- _Given text_
National Trust calls on football fans to name new beaver kits, following England’s historic victory
Fans of the England Lionesses have the chance to name two new beaver kits after their footballing heroes, following Sunday’s victory in the Euros.
The National Trust has announced that a beaver family on Exmoor had welcomed two new arrivals, with the second only just recently confirmed thanks to new video footage, and that it was launching a Twitter competition to find names for the young, known as kits.
Last year, the Trust asked its social media followers to name the first beaver kit born on Exmoor for 400 years, with ‘Rashford’ chosen after the men reached the final of the Euros.
The two new kits are siblings for Rashford, with parents Grylls and Yogi.
Footage from a static camera captured the new kits in their enclosure on the Holnicote Estate, where beavers were first released by the Trust in 2020.

- _The data_
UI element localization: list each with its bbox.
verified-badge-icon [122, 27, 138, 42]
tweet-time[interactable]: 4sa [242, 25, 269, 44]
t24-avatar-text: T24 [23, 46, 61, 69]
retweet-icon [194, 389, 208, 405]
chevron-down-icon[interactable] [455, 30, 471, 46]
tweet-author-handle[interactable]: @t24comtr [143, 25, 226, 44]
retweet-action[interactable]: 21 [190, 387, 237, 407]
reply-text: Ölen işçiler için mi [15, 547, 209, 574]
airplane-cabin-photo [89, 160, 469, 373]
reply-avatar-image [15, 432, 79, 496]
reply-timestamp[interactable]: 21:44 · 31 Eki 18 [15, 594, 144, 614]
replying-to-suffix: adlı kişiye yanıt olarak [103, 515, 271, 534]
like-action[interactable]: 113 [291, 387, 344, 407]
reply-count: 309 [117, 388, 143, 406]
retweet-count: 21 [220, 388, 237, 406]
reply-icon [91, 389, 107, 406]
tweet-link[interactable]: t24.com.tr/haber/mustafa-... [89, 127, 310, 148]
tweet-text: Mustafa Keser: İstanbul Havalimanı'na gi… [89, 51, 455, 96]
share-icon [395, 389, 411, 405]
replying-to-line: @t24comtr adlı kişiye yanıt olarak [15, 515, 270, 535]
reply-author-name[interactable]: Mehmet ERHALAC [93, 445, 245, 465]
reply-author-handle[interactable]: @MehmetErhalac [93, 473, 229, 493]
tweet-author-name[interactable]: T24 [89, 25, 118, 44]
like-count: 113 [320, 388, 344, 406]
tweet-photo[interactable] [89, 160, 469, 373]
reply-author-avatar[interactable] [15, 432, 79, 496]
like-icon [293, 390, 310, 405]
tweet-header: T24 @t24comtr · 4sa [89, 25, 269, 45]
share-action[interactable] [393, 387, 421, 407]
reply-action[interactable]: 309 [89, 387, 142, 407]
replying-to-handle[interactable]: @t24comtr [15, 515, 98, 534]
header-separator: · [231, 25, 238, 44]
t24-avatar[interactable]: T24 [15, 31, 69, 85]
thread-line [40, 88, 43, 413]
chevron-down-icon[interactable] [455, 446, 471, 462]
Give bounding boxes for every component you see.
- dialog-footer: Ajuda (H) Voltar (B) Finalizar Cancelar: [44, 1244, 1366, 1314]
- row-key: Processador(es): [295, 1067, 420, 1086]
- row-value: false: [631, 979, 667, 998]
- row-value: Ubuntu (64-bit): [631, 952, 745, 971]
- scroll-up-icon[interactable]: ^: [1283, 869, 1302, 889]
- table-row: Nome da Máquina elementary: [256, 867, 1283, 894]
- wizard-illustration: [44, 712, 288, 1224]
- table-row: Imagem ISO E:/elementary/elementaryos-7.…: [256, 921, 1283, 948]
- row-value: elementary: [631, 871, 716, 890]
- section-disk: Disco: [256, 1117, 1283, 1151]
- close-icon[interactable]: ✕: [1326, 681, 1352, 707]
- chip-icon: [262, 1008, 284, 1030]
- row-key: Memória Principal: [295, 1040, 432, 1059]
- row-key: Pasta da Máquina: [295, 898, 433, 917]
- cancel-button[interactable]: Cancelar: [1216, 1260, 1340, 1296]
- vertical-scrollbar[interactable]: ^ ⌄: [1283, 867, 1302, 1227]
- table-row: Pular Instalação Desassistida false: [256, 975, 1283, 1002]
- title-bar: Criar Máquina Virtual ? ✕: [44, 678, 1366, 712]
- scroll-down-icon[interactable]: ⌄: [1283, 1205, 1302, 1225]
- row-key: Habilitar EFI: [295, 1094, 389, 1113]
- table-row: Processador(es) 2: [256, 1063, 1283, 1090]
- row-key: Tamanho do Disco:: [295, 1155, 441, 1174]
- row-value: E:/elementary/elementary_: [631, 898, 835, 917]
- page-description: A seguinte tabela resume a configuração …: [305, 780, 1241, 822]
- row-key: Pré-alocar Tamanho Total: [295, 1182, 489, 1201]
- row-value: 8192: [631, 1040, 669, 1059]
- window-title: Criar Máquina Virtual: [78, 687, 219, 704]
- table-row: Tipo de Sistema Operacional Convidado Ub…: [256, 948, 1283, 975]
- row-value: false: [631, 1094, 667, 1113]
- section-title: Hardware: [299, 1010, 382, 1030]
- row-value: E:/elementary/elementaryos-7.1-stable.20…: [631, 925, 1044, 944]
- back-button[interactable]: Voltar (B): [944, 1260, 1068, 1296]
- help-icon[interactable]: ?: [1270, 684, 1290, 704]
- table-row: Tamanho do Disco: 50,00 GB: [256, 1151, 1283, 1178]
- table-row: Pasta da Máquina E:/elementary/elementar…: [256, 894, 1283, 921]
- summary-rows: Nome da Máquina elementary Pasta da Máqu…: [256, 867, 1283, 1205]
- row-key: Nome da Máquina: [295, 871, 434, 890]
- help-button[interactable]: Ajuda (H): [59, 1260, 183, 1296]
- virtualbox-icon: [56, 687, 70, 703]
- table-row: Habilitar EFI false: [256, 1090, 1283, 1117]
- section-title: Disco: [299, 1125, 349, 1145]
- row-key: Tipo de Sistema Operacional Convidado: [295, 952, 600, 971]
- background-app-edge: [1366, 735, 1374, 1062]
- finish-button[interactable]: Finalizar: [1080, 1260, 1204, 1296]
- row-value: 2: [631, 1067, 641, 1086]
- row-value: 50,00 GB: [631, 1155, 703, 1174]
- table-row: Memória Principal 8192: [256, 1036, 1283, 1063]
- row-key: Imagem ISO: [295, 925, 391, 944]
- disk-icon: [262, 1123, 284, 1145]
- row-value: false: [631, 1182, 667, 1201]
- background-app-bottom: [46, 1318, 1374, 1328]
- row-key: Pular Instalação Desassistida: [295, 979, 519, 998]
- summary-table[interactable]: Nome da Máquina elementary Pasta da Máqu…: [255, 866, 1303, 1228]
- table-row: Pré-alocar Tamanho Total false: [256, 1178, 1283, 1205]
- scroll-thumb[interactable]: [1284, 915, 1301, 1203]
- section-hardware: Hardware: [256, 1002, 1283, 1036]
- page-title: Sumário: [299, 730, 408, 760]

- _Work to be completed_
Can you write out the full National Trust piece above on naming the beaver kits, word for word?

- _Output_
National Trust calls on football fans to name new beaver kits, following England’s historic victory
Fans of the England Lionesses have the chance to name two new beaver kits after their footballing heroes, following Sunday’s victory in the Euros.
The National Trust has announced that a beaver family on Exmoor had welcomed two new arrivals, with the second only just recently confirmed thanks to new video footage, and that it was launching a Twitter competition to find names for the young, known as kits.
Last year, the Trust asked its social media followers to name the first beaver kit born on Exmoor for 400 years, with ‘Rashford’ chosen after the men reached the final of the Euros.
The two new kits are siblings for Rashford, with parents Grylls and Yogi.
Footage from a static camera captured the new kits in their enclosure on the Holnicote Estate, where beavers were first released by the Trust in 2020.